Exercise directions: Copy every record below, exactly as written.

Given entries:

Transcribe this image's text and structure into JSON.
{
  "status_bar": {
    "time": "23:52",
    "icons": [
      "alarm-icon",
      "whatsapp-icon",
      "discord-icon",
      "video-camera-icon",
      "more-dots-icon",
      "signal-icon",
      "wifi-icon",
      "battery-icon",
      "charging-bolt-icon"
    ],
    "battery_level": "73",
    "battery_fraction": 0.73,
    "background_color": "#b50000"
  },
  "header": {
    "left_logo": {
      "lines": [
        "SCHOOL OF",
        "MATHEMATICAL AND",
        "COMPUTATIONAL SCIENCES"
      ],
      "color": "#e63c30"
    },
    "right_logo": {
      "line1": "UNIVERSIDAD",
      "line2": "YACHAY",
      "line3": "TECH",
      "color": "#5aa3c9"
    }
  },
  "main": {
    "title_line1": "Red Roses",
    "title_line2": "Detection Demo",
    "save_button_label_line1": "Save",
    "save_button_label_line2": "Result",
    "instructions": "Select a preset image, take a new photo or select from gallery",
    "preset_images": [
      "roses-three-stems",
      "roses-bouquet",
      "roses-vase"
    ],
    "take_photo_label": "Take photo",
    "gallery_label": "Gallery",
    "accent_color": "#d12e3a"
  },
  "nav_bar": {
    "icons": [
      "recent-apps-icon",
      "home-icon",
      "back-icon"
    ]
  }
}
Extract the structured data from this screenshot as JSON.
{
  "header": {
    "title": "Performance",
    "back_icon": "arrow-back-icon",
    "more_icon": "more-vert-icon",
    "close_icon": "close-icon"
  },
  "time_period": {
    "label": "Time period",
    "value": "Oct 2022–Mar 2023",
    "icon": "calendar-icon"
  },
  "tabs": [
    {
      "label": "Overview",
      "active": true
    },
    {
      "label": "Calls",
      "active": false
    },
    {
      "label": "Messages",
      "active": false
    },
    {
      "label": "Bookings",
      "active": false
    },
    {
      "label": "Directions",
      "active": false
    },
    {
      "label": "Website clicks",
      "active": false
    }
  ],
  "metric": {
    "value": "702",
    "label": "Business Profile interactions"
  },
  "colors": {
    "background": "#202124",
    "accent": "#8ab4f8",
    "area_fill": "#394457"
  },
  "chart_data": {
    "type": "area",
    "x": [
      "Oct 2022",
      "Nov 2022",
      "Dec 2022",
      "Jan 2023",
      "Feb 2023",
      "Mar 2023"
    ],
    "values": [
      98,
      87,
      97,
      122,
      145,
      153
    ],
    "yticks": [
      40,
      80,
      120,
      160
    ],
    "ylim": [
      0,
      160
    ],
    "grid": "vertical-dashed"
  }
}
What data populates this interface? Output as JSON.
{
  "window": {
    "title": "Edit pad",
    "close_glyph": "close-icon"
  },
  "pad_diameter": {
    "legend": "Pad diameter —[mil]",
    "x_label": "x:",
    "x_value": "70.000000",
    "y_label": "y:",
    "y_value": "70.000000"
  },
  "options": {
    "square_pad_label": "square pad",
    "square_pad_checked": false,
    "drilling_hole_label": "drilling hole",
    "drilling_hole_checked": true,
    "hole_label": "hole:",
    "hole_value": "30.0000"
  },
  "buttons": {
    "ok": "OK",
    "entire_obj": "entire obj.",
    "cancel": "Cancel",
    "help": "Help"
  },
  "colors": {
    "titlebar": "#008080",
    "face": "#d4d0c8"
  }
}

Solution to this task:
Transcribe this image's text and structure into JSON.
{
  "status_bar": {
    "time": "23:52",
    "icons": [
      "alarm-icon",
      "whatsapp-icon",
      "discord-icon",
      "video-camera-icon",
      "more-dots-icon",
      "signal-icon",
      "wifi-icon",
      "battery-icon",
      "charging-bolt-icon"
    ],
    "battery_level": "73",
    "battery_fraction": 0.73,
    "background_color": "#b50000"
  },
  "header": {
    "left_logo": {
      "lines": [
        "SCHOOL OF",
        "MATHEMATICAL AND",
        "COMPUTATIONAL SCIENCES"
      ],
      "color": "#e63c30"
    },
    "right_logo": {
      "line1": "UNIVERSIDAD",
      "line2": "YACHAY",
      "line3": "TECH",
      "color": "#5aa3c9"
    }
  },
  "main": {
    "title_line1": "Red Roses",
    "title_line2": "Detection Demo",
    "save_button_label_line1": "Save",
    "save_button_label_line2": "Result",
    "instructions": "Select a preset image, take a new photo or select from gallery",
    "preset_images": [
      "roses-three-stems",
      "roses-bouquet",
      "roses-vase"
    ],
    "take_photo_label": "Take photo",
    "gallery_label": "Gallery",
    "accent_color": "#d12e3a"
  },
  "nav_bar": {
    "icons": [
      "recent-apps-icon",
      "home-icon",
      "back-icon"
    ]
  }
}
Extract the structured data from this screenshot as JSON.
{
  "header": {
    "title": "Performance",
    "back_icon": "arrow-back-icon",
    "more_icon": "more-vert-icon",
    "close_icon": "close-icon"
  },
  "time_period": {
    "label": "Time period",
    "value": "Oct 2022–Mar 2023",
    "icon": "calendar-icon"
  },
  "tabs": [
    {
      "label": "Overview",
      "active": true
    },
    {
      "label": "Calls",
      "active": false
    },
    {
      "label": "Messages",
      "active": false
    },
    {
      "label": "Bookings",
      "active": false
    },
    {
      "label": "Directions",
      "active": false
    },
    {
      "label": "Website clicks",
      "active": false
    }
  ],
  "metric": {
    "value": "702",
    "label": "Business Profile interactions"
  },
  "colors": {
    "background": "#202124",
    "accent": "#8ab4f8",
    "area_fill": "#394457"
  },
  "chart_data": {
    "type": "area",
    "x": [
      "Oct 2022",
      "Nov 2022",
      "Dec 2022",
      "Jan 2023",
      "Feb 2023",
      "Mar 2023"
    ],
    "values": [
      98,
      87,
      97,
      122,
      145,
      153
    ],
    "yticks": [
      40,
      80,
      120,
      160
    ],
    "ylim": [
      0,
      160
    ],
    "grid": "vertical-dashed"
  }
}
What data populates this interface? Output as JSON.
{
  "window": {
    "title": "Edit pad",
    "close_glyph": "close-icon"
  },
  "pad_diameter": {
    "legend": "Pad diameter —[mil]",
    "x_label": "x:",
    "x_value": "70.000000",
    "y_label": "y:",
    "y_value": "70.000000"
  },
  "options": {
    "square_pad_label": "square pad",
    "square_pad_checked": false,
    "drilling_hole_label": "drilling hole",
    "drilling_hole_checked": true,
    "hole_label": "hole:",
    "hole_value": "30.0000"
  },
  "buttons": {
    "ok": "OK",
    "entire_obj": "entire obj.",
    "cancel": "Cancel",
    "help": "Help"
  },
  "colors": {
    "titlebar": "#008080",
    "face": "#d4d0c8"
  }
}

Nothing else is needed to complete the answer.